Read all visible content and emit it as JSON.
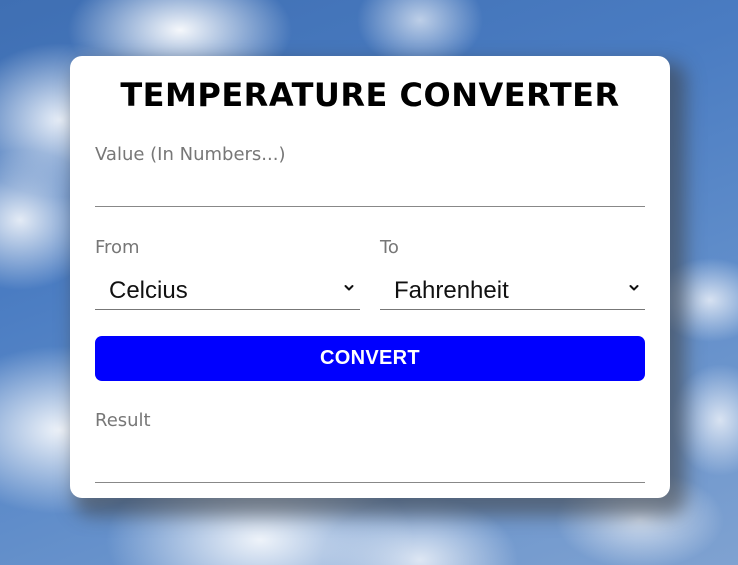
{
  "app": {
    "title": "TEMPERATURE CONVERTER"
  },
  "value_field": {
    "label": "Value (In Numbers...)",
    "value": ""
  },
  "from": {
    "label": "From",
    "selected": "Celcius"
  },
  "to": {
    "label": "To",
    "selected": "Fahrenheit"
  },
  "convert_button": {
    "label": "CONVERT"
  },
  "result": {
    "label": "Result",
    "value": ""
  },
  "colors": {
    "accent": "#0000ff",
    "card": "#ffffff"
  },
  "icons": {
    "dropdown": "chevron-down-icon"
  }
}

··········

What you have to do: From the records above, pick out and copy each line holding the word "selected".

Task solution:
    "selected": "Celcius"
    "selected": "Fahrenheit"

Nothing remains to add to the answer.